## Start MATERIAL FOR THIS TASK

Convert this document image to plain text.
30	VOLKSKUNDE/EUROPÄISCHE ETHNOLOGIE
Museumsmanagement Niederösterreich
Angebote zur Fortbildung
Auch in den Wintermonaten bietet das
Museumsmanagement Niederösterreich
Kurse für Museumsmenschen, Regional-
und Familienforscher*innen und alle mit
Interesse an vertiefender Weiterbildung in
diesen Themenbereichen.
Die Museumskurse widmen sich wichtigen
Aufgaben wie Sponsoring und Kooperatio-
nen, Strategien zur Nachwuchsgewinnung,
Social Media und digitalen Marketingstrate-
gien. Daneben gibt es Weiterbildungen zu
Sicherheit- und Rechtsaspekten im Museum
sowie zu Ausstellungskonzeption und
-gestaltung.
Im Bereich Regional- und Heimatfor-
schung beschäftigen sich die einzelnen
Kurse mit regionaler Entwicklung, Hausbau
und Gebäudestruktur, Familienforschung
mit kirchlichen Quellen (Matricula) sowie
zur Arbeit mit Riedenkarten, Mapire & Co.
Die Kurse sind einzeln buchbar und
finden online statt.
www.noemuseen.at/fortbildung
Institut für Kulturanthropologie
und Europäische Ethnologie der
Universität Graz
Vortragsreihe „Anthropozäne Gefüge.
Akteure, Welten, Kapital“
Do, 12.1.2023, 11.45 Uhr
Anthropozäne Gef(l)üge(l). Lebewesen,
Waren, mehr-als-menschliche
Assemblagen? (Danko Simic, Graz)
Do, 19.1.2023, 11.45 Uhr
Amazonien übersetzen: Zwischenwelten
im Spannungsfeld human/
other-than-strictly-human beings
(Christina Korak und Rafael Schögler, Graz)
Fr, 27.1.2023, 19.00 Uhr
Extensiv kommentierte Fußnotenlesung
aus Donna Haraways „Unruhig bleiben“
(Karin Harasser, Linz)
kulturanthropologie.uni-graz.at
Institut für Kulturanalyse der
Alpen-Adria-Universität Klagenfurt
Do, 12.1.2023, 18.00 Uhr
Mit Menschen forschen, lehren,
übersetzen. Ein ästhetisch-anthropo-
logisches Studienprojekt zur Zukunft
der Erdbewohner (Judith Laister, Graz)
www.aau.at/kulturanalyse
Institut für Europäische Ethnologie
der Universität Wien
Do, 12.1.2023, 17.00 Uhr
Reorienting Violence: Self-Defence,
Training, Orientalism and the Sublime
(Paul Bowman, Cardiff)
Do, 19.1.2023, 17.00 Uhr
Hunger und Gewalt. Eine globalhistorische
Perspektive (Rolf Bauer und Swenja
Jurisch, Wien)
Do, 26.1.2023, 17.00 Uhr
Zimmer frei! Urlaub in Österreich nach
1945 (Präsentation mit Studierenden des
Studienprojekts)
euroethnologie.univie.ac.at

## End MATERIAL FOR THIS TASK

AIM:
Pick out the lines that contain "Universität" and copy them.

RESPONSE:
Universität Graz
Alpen-Adria-Universität Klagenfurt
der Universität Wien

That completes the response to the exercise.